(Structured figure records)
-- BEGIN --
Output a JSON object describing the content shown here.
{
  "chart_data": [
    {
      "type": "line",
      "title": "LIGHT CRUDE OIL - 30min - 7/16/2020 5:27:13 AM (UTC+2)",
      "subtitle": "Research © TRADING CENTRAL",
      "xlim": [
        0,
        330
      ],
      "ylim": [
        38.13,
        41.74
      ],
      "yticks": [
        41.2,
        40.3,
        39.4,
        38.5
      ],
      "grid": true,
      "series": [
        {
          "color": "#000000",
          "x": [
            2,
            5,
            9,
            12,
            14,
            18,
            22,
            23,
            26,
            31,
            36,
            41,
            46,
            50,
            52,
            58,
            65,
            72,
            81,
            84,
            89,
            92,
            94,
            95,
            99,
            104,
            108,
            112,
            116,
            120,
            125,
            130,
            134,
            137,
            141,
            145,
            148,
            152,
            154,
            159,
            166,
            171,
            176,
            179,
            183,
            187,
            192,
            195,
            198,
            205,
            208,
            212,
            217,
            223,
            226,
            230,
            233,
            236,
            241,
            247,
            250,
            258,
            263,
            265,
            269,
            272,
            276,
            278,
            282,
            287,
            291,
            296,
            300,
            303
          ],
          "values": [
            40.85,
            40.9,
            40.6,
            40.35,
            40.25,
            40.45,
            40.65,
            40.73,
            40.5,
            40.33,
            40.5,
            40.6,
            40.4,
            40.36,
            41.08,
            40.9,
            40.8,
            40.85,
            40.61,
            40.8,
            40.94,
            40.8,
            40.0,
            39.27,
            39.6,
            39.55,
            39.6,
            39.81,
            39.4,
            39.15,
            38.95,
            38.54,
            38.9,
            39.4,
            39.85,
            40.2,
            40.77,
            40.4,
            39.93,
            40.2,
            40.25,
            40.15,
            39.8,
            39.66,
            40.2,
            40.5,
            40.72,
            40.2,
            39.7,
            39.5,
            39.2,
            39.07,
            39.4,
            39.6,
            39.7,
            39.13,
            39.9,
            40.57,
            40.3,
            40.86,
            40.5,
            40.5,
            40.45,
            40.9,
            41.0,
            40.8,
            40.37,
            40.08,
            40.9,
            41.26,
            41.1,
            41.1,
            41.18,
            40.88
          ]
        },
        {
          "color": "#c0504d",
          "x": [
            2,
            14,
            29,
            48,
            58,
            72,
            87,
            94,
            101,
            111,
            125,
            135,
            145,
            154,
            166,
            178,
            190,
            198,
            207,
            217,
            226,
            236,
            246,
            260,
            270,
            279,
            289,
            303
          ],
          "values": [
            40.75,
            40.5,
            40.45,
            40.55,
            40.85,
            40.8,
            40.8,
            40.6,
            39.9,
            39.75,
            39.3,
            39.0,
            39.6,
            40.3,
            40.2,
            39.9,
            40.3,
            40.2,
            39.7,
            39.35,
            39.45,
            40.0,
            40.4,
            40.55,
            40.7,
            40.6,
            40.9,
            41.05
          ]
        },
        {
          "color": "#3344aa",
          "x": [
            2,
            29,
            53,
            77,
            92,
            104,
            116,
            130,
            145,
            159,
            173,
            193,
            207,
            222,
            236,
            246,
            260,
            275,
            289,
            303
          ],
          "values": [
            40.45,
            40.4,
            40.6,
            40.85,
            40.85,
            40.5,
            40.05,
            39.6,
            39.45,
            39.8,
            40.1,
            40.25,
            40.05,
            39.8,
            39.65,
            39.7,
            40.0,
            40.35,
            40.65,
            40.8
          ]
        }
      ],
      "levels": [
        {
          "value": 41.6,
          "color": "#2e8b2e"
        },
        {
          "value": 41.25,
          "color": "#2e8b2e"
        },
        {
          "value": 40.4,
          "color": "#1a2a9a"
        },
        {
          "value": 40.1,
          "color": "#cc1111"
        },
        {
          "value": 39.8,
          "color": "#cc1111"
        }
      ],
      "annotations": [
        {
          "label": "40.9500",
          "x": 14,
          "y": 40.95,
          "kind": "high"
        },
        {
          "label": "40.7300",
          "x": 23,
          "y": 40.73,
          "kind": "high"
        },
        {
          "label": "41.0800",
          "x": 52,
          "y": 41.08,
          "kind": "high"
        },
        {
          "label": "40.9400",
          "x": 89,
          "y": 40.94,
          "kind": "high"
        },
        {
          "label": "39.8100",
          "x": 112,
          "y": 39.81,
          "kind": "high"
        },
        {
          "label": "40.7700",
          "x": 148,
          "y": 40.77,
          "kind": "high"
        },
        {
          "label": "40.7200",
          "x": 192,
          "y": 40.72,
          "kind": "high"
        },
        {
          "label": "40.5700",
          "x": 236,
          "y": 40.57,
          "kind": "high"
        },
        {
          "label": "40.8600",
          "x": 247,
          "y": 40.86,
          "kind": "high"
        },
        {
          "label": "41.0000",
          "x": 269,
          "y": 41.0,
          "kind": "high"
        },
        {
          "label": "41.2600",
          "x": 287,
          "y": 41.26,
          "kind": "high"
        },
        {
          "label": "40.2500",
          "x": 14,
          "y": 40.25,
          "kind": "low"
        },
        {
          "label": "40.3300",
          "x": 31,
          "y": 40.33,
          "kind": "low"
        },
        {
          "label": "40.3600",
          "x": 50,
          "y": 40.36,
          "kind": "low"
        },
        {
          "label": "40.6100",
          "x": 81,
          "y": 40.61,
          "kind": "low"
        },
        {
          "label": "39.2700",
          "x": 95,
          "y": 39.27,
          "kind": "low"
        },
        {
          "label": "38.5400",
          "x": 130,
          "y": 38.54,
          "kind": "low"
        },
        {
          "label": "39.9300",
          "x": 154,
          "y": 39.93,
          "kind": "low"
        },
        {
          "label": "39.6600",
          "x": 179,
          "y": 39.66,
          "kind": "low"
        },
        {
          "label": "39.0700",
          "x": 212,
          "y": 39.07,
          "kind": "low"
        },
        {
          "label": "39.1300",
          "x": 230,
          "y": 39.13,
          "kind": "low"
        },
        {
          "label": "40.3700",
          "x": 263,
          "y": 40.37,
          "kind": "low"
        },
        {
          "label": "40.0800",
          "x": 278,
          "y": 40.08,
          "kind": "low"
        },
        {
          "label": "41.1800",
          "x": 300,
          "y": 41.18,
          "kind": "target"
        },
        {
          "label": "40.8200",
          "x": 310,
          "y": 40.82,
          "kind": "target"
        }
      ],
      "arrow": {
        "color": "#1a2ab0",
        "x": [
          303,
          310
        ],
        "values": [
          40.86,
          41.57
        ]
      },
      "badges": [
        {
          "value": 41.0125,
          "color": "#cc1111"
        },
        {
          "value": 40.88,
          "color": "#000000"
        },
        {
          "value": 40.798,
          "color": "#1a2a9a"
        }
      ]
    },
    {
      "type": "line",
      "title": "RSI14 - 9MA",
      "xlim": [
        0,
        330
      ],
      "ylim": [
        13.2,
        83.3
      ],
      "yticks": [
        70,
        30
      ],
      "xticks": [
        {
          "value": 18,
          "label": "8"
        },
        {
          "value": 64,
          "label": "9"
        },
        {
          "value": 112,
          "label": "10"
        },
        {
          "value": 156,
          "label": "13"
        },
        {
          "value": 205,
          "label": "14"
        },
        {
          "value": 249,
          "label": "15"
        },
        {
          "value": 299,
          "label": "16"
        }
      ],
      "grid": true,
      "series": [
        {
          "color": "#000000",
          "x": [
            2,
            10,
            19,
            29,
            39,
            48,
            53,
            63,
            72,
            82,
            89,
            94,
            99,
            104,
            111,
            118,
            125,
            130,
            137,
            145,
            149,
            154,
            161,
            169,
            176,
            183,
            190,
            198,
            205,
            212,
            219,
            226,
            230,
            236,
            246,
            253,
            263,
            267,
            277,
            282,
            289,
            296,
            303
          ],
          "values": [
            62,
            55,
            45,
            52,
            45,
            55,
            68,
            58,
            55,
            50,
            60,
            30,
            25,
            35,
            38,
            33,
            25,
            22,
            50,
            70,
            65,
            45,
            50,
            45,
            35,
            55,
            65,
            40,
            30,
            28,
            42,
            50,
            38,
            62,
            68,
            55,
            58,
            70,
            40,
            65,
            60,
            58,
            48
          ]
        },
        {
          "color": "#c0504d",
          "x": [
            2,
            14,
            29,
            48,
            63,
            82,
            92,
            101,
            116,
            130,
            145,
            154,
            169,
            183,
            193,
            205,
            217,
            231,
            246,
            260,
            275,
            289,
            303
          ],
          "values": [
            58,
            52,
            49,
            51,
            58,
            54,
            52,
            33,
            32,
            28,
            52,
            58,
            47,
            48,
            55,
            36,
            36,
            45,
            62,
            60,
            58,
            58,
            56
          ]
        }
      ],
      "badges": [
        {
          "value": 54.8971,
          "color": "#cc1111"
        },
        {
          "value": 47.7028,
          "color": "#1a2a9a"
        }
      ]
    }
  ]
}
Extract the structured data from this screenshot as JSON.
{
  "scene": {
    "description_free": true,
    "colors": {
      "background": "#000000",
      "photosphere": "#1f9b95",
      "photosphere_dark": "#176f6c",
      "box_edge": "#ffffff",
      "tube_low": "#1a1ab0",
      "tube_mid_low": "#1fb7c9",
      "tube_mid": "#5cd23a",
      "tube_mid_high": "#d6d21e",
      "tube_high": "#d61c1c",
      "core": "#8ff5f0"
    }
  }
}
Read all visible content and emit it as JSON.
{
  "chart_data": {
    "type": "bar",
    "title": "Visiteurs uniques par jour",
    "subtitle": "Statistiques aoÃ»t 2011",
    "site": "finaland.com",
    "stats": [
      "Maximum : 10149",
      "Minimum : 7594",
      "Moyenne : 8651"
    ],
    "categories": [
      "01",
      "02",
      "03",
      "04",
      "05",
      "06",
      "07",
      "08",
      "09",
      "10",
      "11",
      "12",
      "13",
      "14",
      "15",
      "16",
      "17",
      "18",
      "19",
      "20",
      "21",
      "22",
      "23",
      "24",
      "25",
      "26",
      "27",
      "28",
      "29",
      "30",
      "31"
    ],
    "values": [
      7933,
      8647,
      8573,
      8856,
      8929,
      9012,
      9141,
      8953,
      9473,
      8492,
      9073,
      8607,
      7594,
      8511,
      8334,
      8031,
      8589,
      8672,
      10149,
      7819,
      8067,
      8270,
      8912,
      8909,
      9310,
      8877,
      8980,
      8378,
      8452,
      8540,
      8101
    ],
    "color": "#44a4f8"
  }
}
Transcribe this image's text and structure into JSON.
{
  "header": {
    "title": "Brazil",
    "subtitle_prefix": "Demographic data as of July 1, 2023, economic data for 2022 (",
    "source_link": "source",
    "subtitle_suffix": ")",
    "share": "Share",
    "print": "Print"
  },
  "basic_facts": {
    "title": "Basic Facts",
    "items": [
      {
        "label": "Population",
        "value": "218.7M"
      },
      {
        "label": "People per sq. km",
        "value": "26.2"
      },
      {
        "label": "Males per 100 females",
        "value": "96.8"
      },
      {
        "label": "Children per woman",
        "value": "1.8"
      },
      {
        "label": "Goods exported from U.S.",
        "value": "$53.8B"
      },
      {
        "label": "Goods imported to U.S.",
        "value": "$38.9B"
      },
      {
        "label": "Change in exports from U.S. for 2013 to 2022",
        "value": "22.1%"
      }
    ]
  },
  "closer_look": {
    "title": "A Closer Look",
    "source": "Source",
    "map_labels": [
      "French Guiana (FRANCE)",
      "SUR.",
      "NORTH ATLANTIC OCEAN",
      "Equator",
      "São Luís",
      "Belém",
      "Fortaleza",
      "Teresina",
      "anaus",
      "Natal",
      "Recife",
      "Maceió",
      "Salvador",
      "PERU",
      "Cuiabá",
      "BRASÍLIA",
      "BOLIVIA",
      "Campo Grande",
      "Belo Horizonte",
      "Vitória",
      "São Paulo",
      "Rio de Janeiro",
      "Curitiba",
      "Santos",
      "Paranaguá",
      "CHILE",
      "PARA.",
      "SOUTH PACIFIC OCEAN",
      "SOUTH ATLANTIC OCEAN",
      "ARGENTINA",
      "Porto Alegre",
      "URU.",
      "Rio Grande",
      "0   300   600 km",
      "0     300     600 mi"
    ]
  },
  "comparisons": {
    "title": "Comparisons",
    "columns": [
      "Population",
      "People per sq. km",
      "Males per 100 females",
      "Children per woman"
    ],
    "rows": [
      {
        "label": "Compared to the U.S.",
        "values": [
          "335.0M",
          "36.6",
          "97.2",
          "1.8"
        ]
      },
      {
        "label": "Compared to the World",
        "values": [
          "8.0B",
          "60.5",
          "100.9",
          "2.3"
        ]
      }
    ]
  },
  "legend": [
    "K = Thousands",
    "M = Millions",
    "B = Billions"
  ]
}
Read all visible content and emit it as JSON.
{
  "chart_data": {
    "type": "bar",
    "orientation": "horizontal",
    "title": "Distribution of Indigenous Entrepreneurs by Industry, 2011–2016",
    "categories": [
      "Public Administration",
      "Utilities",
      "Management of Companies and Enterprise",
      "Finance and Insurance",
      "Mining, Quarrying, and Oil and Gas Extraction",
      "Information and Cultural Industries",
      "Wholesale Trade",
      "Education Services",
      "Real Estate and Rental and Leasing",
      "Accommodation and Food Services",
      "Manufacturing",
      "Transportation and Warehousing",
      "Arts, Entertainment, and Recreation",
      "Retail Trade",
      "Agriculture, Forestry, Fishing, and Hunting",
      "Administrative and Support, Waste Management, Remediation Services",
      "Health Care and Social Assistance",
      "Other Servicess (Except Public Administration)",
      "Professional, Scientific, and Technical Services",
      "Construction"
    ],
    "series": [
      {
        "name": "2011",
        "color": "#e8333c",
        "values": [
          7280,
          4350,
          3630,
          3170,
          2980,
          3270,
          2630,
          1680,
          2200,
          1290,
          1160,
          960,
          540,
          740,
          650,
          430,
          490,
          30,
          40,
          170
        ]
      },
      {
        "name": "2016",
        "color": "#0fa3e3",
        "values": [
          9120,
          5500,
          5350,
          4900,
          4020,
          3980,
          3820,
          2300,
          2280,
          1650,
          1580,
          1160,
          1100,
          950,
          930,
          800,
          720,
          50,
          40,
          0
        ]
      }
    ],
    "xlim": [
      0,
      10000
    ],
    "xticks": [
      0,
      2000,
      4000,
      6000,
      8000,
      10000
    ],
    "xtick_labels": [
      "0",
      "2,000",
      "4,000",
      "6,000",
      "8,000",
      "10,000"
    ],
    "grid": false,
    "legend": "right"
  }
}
-- END --
* **Task to complete**
From the data above, copy each line that holds "Children".

* **The response**
        "label": "Children per woman",
      "Children per woman"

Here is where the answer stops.